> _Exercise prompt_:
Show each line of the data below that has the string "Basket" in it.

> _Data excerpts_:
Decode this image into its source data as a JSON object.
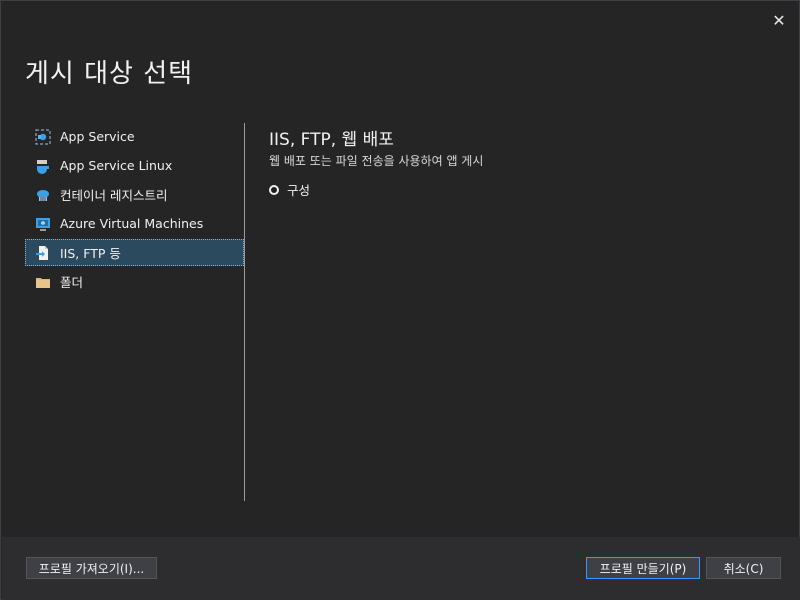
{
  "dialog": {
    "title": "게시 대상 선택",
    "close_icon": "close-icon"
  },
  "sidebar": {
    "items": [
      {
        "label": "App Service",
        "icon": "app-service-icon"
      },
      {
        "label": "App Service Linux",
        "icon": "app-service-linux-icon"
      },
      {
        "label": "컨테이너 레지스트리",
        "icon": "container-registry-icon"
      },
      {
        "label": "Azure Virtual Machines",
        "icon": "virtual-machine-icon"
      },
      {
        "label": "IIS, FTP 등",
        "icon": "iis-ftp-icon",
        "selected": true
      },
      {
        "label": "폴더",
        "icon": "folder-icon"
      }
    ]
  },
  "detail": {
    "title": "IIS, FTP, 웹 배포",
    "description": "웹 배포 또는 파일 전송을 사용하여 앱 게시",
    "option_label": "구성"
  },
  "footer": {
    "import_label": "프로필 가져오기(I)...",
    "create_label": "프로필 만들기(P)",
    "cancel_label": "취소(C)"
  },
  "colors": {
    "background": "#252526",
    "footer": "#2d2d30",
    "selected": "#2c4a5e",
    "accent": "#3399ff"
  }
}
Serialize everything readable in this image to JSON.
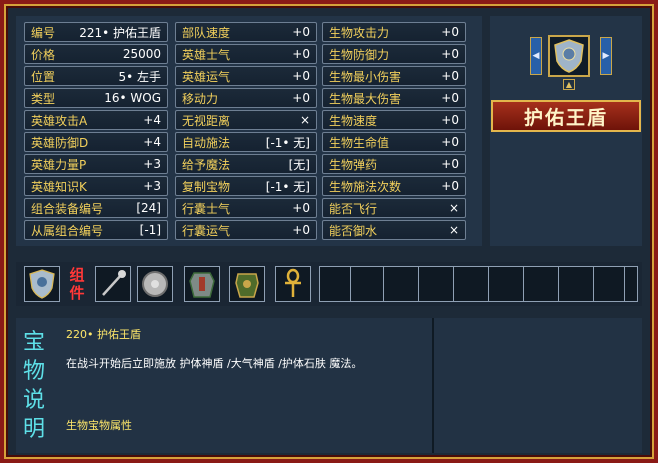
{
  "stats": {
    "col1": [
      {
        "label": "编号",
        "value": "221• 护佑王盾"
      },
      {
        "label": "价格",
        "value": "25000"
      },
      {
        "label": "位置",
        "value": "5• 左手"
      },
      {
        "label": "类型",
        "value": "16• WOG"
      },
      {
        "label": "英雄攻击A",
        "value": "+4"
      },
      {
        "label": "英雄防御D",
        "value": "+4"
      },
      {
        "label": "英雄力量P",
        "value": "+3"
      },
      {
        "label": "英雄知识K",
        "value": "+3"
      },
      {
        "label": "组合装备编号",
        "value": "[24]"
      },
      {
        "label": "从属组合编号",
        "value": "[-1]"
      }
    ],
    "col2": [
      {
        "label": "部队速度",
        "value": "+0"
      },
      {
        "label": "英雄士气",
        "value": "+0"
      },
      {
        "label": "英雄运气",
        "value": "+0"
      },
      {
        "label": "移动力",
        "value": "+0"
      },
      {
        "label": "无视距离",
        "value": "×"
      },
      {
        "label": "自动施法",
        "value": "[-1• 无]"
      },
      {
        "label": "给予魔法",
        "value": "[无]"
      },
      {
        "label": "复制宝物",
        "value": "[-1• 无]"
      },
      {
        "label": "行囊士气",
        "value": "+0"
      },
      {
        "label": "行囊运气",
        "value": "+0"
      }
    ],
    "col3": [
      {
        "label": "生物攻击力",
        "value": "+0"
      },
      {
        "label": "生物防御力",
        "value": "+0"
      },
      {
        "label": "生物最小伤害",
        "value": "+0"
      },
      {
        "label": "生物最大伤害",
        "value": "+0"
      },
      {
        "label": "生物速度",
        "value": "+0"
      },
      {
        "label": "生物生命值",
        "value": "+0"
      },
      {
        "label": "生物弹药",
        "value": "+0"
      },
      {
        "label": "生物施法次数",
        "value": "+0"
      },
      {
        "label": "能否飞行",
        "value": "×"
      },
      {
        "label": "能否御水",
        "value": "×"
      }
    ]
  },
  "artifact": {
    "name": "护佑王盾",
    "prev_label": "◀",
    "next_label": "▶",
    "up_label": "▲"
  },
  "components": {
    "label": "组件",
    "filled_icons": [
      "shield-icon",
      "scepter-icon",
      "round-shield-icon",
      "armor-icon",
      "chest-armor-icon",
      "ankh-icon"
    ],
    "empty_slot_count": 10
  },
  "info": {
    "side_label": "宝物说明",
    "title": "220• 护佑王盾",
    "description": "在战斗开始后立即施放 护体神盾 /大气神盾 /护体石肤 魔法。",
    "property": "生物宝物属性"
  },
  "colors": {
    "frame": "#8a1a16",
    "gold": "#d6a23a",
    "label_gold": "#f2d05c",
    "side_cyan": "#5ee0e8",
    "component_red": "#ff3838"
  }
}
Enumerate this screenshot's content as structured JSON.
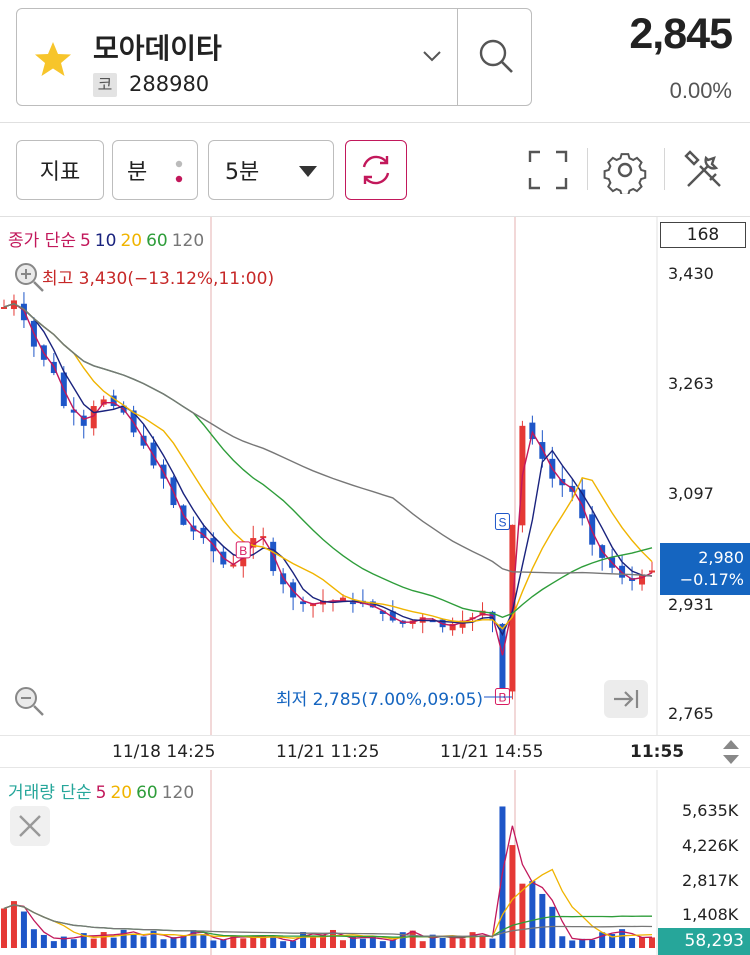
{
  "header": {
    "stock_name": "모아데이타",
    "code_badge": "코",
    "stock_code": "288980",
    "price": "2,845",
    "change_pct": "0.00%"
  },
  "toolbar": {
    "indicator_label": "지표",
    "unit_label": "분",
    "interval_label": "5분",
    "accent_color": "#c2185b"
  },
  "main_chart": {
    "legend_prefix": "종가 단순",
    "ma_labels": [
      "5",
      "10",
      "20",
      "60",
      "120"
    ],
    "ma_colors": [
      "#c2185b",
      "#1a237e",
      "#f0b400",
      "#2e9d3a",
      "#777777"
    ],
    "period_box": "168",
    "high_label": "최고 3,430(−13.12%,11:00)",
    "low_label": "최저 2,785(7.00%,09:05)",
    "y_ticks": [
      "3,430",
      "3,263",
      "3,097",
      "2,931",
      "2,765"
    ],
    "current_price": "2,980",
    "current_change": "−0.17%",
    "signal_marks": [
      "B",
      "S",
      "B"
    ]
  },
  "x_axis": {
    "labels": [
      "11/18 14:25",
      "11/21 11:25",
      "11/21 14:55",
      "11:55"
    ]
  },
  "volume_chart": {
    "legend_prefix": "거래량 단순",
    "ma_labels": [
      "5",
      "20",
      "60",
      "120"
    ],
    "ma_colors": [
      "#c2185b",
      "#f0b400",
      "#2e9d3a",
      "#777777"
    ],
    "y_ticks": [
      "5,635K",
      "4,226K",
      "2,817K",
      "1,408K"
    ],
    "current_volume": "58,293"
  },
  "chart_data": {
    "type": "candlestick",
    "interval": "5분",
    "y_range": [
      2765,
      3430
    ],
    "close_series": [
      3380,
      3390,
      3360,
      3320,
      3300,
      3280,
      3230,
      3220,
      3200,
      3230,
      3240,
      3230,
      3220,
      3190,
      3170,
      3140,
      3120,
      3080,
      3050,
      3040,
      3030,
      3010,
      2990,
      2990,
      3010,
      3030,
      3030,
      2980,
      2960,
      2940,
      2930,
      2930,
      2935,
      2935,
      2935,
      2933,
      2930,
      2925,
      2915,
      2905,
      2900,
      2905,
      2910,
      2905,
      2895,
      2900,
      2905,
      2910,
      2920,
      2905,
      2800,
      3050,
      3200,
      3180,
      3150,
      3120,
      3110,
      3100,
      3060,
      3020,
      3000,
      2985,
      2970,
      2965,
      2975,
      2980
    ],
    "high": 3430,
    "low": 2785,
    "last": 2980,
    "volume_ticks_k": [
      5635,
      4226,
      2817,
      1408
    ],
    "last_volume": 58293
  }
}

...

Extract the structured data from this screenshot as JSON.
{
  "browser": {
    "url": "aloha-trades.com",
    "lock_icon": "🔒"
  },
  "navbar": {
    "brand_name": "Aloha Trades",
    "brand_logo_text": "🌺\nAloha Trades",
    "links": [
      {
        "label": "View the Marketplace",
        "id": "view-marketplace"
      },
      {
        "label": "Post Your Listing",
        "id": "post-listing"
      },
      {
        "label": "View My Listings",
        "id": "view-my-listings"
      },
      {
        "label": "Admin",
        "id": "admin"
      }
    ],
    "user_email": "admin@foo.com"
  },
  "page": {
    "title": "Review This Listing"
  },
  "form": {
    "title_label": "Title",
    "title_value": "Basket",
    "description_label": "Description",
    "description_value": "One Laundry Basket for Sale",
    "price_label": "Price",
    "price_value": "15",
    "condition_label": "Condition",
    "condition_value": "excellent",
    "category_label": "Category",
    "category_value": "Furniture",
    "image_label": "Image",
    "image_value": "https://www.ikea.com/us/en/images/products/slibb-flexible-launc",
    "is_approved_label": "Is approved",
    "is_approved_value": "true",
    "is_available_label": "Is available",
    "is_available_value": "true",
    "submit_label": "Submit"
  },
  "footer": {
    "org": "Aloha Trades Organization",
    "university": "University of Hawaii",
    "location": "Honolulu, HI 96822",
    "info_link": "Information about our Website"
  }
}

> _Answer to this problem_:
    "title_value": "Basket",
    "description_value": "One Laundry Basket for Sale",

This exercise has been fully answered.